>> Start INPUT RECORDS

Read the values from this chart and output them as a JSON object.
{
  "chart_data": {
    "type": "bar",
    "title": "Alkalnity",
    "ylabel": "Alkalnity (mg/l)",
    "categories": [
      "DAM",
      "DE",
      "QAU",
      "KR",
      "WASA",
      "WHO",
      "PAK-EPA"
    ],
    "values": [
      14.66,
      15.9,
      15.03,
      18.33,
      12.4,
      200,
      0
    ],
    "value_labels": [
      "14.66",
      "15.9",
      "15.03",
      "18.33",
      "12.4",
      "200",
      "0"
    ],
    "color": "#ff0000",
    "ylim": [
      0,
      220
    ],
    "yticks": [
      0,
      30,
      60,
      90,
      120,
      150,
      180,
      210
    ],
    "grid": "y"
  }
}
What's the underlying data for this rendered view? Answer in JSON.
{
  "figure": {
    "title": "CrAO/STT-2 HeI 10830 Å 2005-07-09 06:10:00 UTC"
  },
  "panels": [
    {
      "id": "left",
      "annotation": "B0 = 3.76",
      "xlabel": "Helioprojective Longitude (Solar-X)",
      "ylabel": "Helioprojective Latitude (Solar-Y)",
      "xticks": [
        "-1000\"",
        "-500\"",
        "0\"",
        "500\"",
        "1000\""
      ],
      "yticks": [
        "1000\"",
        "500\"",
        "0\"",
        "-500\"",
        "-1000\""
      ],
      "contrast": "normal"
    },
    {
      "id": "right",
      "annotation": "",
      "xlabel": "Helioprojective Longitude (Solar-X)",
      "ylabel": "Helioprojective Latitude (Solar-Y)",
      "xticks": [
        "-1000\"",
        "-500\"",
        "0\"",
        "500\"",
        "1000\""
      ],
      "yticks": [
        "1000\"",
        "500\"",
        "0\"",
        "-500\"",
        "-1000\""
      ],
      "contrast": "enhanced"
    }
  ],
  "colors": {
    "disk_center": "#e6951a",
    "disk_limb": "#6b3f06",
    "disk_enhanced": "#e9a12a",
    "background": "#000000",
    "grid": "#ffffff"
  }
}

>> End INPUT RECORDS

AIM >> State how many lines of the listing include the word "Alkalnity". Reply with the number alone.

SOLUTION TO THIS TASK >> 2